## [Job]
Starting with the line containing "- data-point: [453, 175, 460, 182]" and going on through the line containing "- data-point-cross: [340, 194, 347, 202]", write those lines out as a numbered list, leaving out any blank lines.

## [Data in this exercise]
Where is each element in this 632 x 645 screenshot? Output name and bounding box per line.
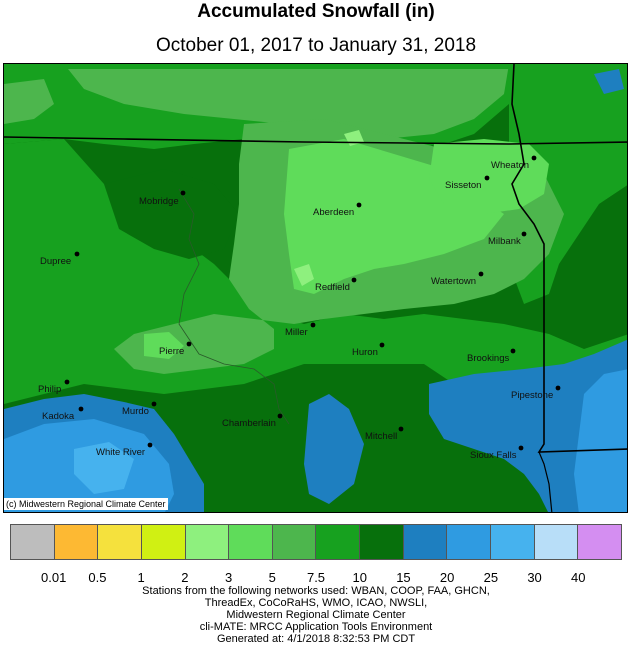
city-dot-pipestone (555, 385, 561, 391)
city-dot-pierre (186, 341, 192, 347)
legend-label: 7.5 (306, 570, 326, 585)
city-label-huron: Huron (352, 347, 378, 358)
city-label-pierre: Pierre (159, 346, 184, 357)
legend-label: 20 (439, 570, 455, 585)
city-dot-brookings (510, 348, 516, 354)
city-label-philip: Philip (38, 384, 61, 395)
city-label-dupree: Dupree (40, 256, 71, 267)
legend-swatch (578, 525, 621, 559)
region-5in-sisseton (429, 139, 549, 214)
region-7in-west (4, 79, 54, 124)
city-label-milbank: Milbank (488, 236, 521, 247)
legend-label: 10 (352, 570, 367, 585)
legend-swatch (447, 525, 492, 559)
city-dot-watertown (478, 271, 484, 277)
legend-swatch (403, 525, 448, 559)
city-label-white-river: White River (96, 447, 145, 458)
legend-label: 25 (483, 570, 499, 585)
region-15in-mobridge (104, 169, 239, 259)
legend-labels: 0.01 0.5 1 2 3 5 7.5 10 15 20 25 30 40 (10, 570, 622, 586)
footer-line: cli-MATE: MRCC Application Tools Environ… (199, 621, 433, 633)
legend-label: 40 (571, 570, 586, 585)
city-label-mobridge: Mobridge (139, 196, 179, 207)
sd-ia-border (538, 451, 553, 512)
legend-swatch (141, 525, 186, 559)
region-7in-north (64, 64, 509, 139)
region-20in-chamberlain (304, 394, 364, 504)
city-label-sioux-falls: Sioux Falls (470, 450, 517, 461)
city-dot-murdo (151, 401, 157, 407)
region-20in-northeast (594, 69, 624, 94)
city-dot-milbank (521, 231, 527, 237)
map-copyright: (c) Midwestern Regional Climate Center (4, 498, 168, 510)
city-markers: Mobridge Aberdeen Sisseton Wheaton Milba… (38, 155, 561, 461)
city-label-aberdeen: Aberdeen (313, 207, 354, 218)
legend-label: 1 (137, 570, 145, 585)
legend-label: 5 (268, 570, 276, 585)
city-dot-miller (310, 322, 316, 328)
legend-swatch (272, 525, 317, 559)
legend-label: 0.5 (88, 570, 107, 585)
city-label-redfield: Redfield (315, 282, 350, 293)
legend-swatch (98, 525, 142, 559)
legend-label: 15 (396, 570, 411, 585)
legend-swatch (316, 525, 361, 559)
legend-color-bar (10, 524, 622, 560)
footer-line: ThreadEx, CoCoRaHS, WMO, ICAO, NWSLI, (204, 597, 428, 609)
map-top-band (4, 64, 627, 69)
city-label-murdo: Murdo (122, 406, 149, 417)
legend-swatch (229, 525, 273, 559)
city-label-pipestone: Pipestone (511, 390, 553, 401)
city-label-brookings: Brookings (467, 353, 509, 364)
city-dot-aberdeen (356, 202, 362, 208)
city-dot-mitchell (398, 426, 404, 432)
legend-label: 2 (181, 570, 189, 585)
city-label-mitchell: Mitchell (365, 431, 397, 442)
legend-swatch (185, 525, 230, 559)
city-dot-wheaton (531, 155, 537, 161)
region-30in-whiteriver (74, 442, 134, 494)
footer-line: Generated at: 4/1/2018 8:32:53 PM CDT (216, 633, 416, 645)
city-label-watertown: Watertown (431, 276, 476, 287)
snowfall-map-canvas: Mobridge Aberdeen Sisseton Wheaton Milba… (4, 64, 627, 512)
region-3in-redfield (294, 264, 314, 286)
city-dot-sisseton (484, 175, 490, 181)
region-25in-southeast (574, 369, 627, 512)
nd-sd-border (4, 136, 627, 145)
city-dot-huron (379, 342, 385, 348)
missouri-river (178, 188, 290, 425)
city-dot-redfield (351, 277, 357, 283)
city-dot-sioux-falls (518, 445, 524, 451)
legend-swatch (360, 525, 404, 559)
map-subtitle: October 01, 2017 to January 31, 2018 (155, 35, 477, 56)
sd-mn-border (511, 64, 627, 453)
city-dot-chamberlain (277, 413, 283, 419)
city-label-miller: Miller (285, 327, 308, 338)
region-5in-pierre (144, 332, 184, 359)
city-label-kadoka: Kadoka (42, 411, 75, 422)
legend-label: 30 (527, 570, 542, 585)
city-label-chamberlain: Chamberlain (222, 418, 276, 429)
legend-swatch (54, 525, 99, 559)
city-dot-dupree (74, 251, 80, 257)
snowfall-map: Mobridge Aberdeen Sisseton Wheaton Milba… (3, 63, 628, 513)
legend-label: 0.01 (41, 570, 67, 585)
city-label-wheaton: Wheaton (491, 160, 529, 171)
legend-swatch (534, 525, 579, 559)
legend-swatch (491, 525, 535, 559)
map-title: Accumulated Snowfall (in) (197, 1, 435, 22)
legend-label: 3 (224, 570, 233, 585)
city-dot-white-river (147, 442, 153, 448)
city-dot-mobridge (180, 190, 186, 196)
footer-line: Midwestern Regional Climate Center (226, 609, 406, 621)
footer-line: Stations from the following networks use… (142, 585, 490, 597)
city-label-sisseton: Sisseton (445, 180, 481, 191)
legend-swatch (11, 525, 55, 559)
footer-notes: Stations from the following networks use… (0, 585, 632, 645)
city-dot-philip (64, 379, 70, 385)
city-dot-kadoka (78, 406, 84, 412)
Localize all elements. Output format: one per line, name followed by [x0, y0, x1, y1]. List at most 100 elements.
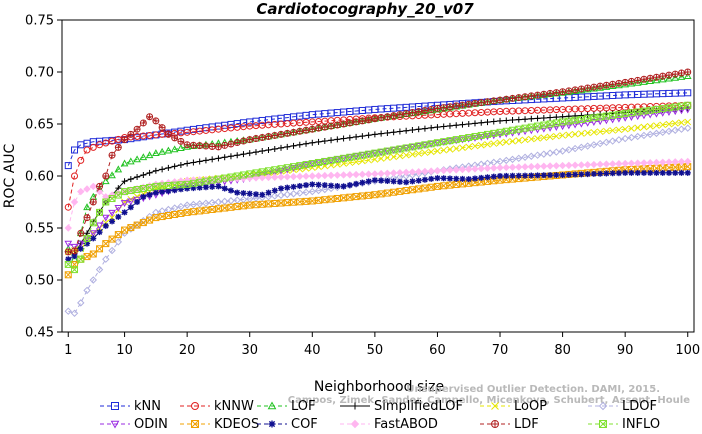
- data-point: [453, 175, 460, 182]
- data-point: [350, 419, 360, 429]
- data-point: [177, 202, 185, 211]
- data-point: [339, 171, 348, 179]
- data-point: [389, 147, 398, 155]
- data-point: [683, 72, 692, 80]
- data-point-cross: [647, 75, 654, 82]
- data-point: [465, 121, 472, 127]
- data-point-cross: [184, 141, 191, 148]
- data-point: [621, 80, 630, 88]
- data-point-cross: [359, 151, 366, 159]
- legend-item-knn: kNN: [100, 399, 161, 414]
- data-point-cross: [146, 216, 153, 224]
- data-point-cross: [409, 186, 416, 194]
- data-point: [71, 253, 78, 260]
- data-point-cross: [340, 194, 347, 202]
- data-point-cross: [77, 255, 85, 263]
- data-point-cross: [409, 143, 416, 151]
- data-point: [621, 134, 629, 143]
- data-point-cross: [240, 138, 247, 145]
- data-point: [302, 172, 310, 180]
- data-point: [402, 172, 410, 180]
- data-point: [471, 120, 478, 127]
- data-point-cross: [340, 121, 347, 127]
- data-point: [584, 112, 591, 119]
- data-point: [139, 153, 148, 161]
- data-point-cross: [221, 204, 229, 212]
- legend-label: KDEOS: [214, 417, 259, 432]
- data-point: [89, 219, 97, 227]
- data-point-cross: [352, 193, 360, 200]
- data-point: [596, 139, 604, 148]
- data-point: [478, 174, 485, 181]
- data-point: [378, 177, 385, 184]
- data-point: [603, 170, 610, 177]
- data-point: [70, 309, 79, 317]
- legend-item-cof: COF: [257, 417, 318, 432]
- data-point: [558, 161, 567, 170]
- y-tick-label: 0.65: [25, 118, 54, 133]
- data-point: [196, 184, 203, 191]
- data-point: [621, 114, 630, 122]
- data-point: [290, 142, 297, 149]
- data-point: [396, 128, 403, 135]
- legend-item-knnw: kNNW: [180, 399, 254, 414]
- data-point: [527, 152, 536, 160]
- data-point-cross: [308, 160, 316, 167]
- data-point: [271, 192, 279, 200]
- x-tick-label: 100: [675, 343, 700, 358]
- data-point-cross: [146, 113, 153, 120]
- data-point: [108, 235, 116, 243]
- data-point: [627, 114, 636, 121]
- data-point-cross: [127, 131, 134, 138]
- y-tick-label: 0.55: [25, 222, 54, 237]
- data-point: [608, 137, 617, 145]
- data-point-cross: [221, 174, 229, 182]
- data-point-cross: [584, 115, 591, 122]
- data-point: [503, 172, 510, 179]
- plot-area: [61, 19, 695, 333]
- data-point-cross: [484, 98, 491, 105]
- data-point-cross: [603, 82, 610, 89]
- data-point: [259, 191, 266, 198]
- data-point-cross: [384, 147, 391, 155]
- data-point: [640, 112, 648, 120]
- data-point: [303, 140, 310, 147]
- data-point: [684, 89, 692, 97]
- data-point: [321, 182, 328, 189]
- data-point-cross: [609, 81, 616, 88]
- data-point: [628, 169, 635, 176]
- data-point: [277, 173, 285, 181]
- data-point: [584, 129, 591, 137]
- data-point-cross: [221, 142, 228, 149]
- data-point: [252, 194, 260, 202]
- data-point: [615, 115, 623, 123]
- data-point: [615, 81, 623, 89]
- data-point-cross: [371, 191, 379, 199]
- data-point: [346, 171, 354, 179]
- data-point: [278, 144, 285, 151]
- data-point: [227, 187, 234, 194]
- data-point-cross: [609, 111, 617, 119]
- data-point: [640, 159, 648, 167]
- data-point-cross: [227, 173, 235, 181]
- x-tick-label: 90: [617, 343, 634, 358]
- y-axis-label: ROC AUC: [2, 143, 18, 208]
- data-point: [220, 197, 229, 206]
- data-point: [547, 172, 554, 179]
- data-point: [484, 119, 491, 126]
- data-point: [477, 141, 485, 149]
- data-point: [622, 169, 629, 176]
- legend-label: COF: [291, 417, 318, 432]
- data-point-cross: [452, 181, 460, 188]
- data-point: [577, 161, 586, 169]
- data-point: [502, 163, 510, 172]
- data-point: [264, 173, 273, 182]
- data-point: [627, 79, 636, 87]
- data-point: [646, 122, 654, 130]
- data-point: [140, 193, 147, 200]
- data-point: [351, 402, 359, 410]
- y-tick-label: 0.50: [25, 274, 54, 289]
- y-tick-label: 0.60: [25, 170, 54, 185]
- data-point-cross: [497, 97, 504, 104]
- data-point: [515, 116, 522, 123]
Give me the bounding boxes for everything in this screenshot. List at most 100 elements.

## [Reply to the task]
1. - data-point: [453, 175, 460, 182]
2. - data-point: [350, 419, 360, 429]
3. - data-point: [177, 202, 185, 211]
4. - data-point: [339, 171, 348, 179]
5. - data-point: [389, 147, 398, 155]
6. - data-point: [683, 72, 692, 80]
7. - data-point-cross: [647, 75, 654, 82]
8. - data-point: [465, 121, 472, 127]
9. - data-point-cross: [184, 141, 191, 148]
10. - data-point: [621, 80, 630, 88]
11. - data-point-cross: [359, 151, 366, 159]
12. - legend-item-knn: kNN: [100, 399, 161, 414]
13. - data-point-cross: [146, 216, 153, 224]
14. - data-point-cross: [409, 186, 416, 194]
15. - data-point: [71, 253, 78, 260]
16. - data-point-cross: [340, 194, 347, 202]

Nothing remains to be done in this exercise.